> YOUR GOAL:
Return every record exactly as written.

# DATA IN THIS EXERCISE start

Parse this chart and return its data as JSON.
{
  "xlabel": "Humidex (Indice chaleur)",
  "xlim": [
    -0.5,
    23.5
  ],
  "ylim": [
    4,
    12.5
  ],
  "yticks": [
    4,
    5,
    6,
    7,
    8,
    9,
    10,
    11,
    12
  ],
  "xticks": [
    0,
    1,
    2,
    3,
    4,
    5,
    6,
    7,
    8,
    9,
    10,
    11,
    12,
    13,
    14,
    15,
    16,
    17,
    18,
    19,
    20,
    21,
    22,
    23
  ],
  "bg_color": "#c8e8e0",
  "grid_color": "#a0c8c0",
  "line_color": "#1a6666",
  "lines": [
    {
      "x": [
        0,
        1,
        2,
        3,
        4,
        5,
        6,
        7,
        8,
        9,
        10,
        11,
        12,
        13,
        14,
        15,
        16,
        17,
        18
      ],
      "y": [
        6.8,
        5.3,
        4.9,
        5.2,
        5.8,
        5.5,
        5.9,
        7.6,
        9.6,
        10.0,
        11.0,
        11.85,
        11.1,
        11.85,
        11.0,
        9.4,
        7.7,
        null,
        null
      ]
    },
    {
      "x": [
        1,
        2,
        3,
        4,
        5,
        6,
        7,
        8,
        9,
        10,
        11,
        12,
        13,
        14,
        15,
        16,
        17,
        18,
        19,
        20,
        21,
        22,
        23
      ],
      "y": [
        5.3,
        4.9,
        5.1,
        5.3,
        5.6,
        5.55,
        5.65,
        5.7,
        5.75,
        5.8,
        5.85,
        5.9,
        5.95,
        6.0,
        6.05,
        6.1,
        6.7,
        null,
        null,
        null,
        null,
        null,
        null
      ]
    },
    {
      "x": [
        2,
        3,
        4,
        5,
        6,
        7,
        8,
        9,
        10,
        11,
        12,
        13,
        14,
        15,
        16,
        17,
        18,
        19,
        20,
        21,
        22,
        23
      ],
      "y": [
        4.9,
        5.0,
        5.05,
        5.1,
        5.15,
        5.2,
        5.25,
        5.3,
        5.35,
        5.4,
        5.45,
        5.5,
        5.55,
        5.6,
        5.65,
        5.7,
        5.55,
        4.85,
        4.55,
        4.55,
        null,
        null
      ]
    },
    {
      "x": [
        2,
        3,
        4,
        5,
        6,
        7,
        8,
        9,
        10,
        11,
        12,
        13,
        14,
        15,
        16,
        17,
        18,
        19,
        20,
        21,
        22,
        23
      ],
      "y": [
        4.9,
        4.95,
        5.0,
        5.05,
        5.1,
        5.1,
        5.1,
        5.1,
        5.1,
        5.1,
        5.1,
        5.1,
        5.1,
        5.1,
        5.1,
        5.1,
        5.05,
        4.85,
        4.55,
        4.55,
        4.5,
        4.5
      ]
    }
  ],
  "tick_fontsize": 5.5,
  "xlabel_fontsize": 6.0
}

# DATA IN THIS EXERCISE end

> ANSWER TO THE EXERCISE:
Parse this chart and return its data as JSON.
{
  "xlabel": "Humidex (Indice chaleur)",
  "xlim": [
    -0.5,
    23.5
  ],
  "ylim": [
    4,
    12.5
  ],
  "yticks": [
    4,
    5,
    6,
    7,
    8,
    9,
    10,
    11,
    12
  ],
  "xticks": [
    0,
    1,
    2,
    3,
    4,
    5,
    6,
    7,
    8,
    9,
    10,
    11,
    12,
    13,
    14,
    15,
    16,
    17,
    18,
    19,
    20,
    21,
    22,
    23
  ],
  "bg_color": "#c8e8e0",
  "grid_color": "#a0c8c0",
  "line_color": "#1a6666",
  "lines": [
    {
      "x": [
        0,
        1,
        2,
        3,
        4,
        5,
        6,
        7,
        8,
        9,
        10,
        11,
        12,
        13,
        14,
        15,
        16,
        17,
        18
      ],
      "y": [
        6.8,
        5.3,
        4.9,
        5.2,
        5.8,
        5.5,
        5.9,
        7.6,
        9.6,
        10.0,
        11.0,
        11.85,
        11.1,
        11.85,
        11.0,
        9.4,
        7.7,
        null,
        null
      ]
    },
    {
      "x": [
        1,
        2,
        3,
        4,
        5,
        6,
        7,
        8,
        9,
        10,
        11,
        12,
        13,
        14,
        15,
        16,
        17,
        18,
        19,
        20,
        21,
        22,
        23
      ],
      "y": [
        5.3,
        4.9,
        5.1,
        5.3,
        5.6,
        5.55,
        5.65,
        5.7,
        5.75,
        5.8,
        5.85,
        5.9,
        5.95,
        6.0,
        6.05,
        6.1,
        6.7,
        null,
        null,
        null,
        null,
        null,
        null
      ]
    },
    {
      "x": [
        2,
        3,
        4,
        5,
        6,
        7,
        8,
        9,
        10,
        11,
        12,
        13,
        14,
        15,
        16,
        17,
        18,
        19,
        20,
        21,
        22,
        23
      ],
      "y": [
        4.9,
        5.0,
        5.05,
        5.1,
        5.15,
        5.2,
        5.25,
        5.3,
        5.35,
        5.4,
        5.45,
        5.5,
        5.55,
        5.6,
        5.65,
        5.7,
        5.55,
        4.85,
        4.55,
        4.55,
        null,
        null
      ]
    },
    {
      "x": [
        2,
        3,
        4,
        5,
        6,
        7,
        8,
        9,
        10,
        11,
        12,
        13,
        14,
        15,
        16,
        17,
        18,
        19,
        20,
        21,
        22,
        23
      ],
      "y": [
        4.9,
        4.95,
        5.0,
        5.05,
        5.1,
        5.1,
        5.1,
        5.1,
        5.1,
        5.1,
        5.1,
        5.1,
        5.1,
        5.1,
        5.1,
        5.1,
        5.05,
        4.85,
        4.55,
        4.55,
        4.5,
        4.5
      ]
    }
  ],
  "tick_fontsize": 5.5,
  "xlabel_fontsize": 6.0
}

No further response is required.